> Task brief: Repeat the listing in full, exactly as it stands.

> Entries shown:
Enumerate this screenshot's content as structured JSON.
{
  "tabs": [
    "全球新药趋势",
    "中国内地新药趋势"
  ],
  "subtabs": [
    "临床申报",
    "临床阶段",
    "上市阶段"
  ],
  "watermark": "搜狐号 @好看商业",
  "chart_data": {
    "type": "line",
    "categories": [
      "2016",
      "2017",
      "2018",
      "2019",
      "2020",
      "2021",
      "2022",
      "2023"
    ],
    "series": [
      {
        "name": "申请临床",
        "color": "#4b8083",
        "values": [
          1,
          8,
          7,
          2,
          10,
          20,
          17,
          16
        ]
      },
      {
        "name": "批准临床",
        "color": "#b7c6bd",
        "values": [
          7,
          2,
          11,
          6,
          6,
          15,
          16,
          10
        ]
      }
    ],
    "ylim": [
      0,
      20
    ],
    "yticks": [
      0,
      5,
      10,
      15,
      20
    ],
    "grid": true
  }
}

> Problem solution:
Enumerate this screenshot's content as structured JSON.
{
  "tabs": [
    "全球新药趋势",
    "中国内地新药趋势"
  ],
  "subtabs": [
    "临床申报",
    "临床阶段",
    "上市阶段"
  ],
  "watermark": "搜狐号 @好看商业",
  "chart_data": {
    "type": "line",
    "categories": [
      "2016",
      "2017",
      "2018",
      "2019",
      "2020",
      "2021",
      "2022",
      "2023"
    ],
    "series": [
      {
        "name": "申请临床",
        "color": "#4b8083",
        "values": [
          1,
          8,
          7,
          2,
          10,
          20,
          17,
          16
        ]
      },
      {
        "name": "批准临床",
        "color": "#b7c6bd",
        "values": [
          7,
          2,
          11,
          6,
          6,
          15,
          16,
          10
        ]
      }
    ],
    "ylim": [
      0,
      20
    ],
    "yticks": [
      0,
      5,
      10,
      15,
      20
    ],
    "grid": true
  }
}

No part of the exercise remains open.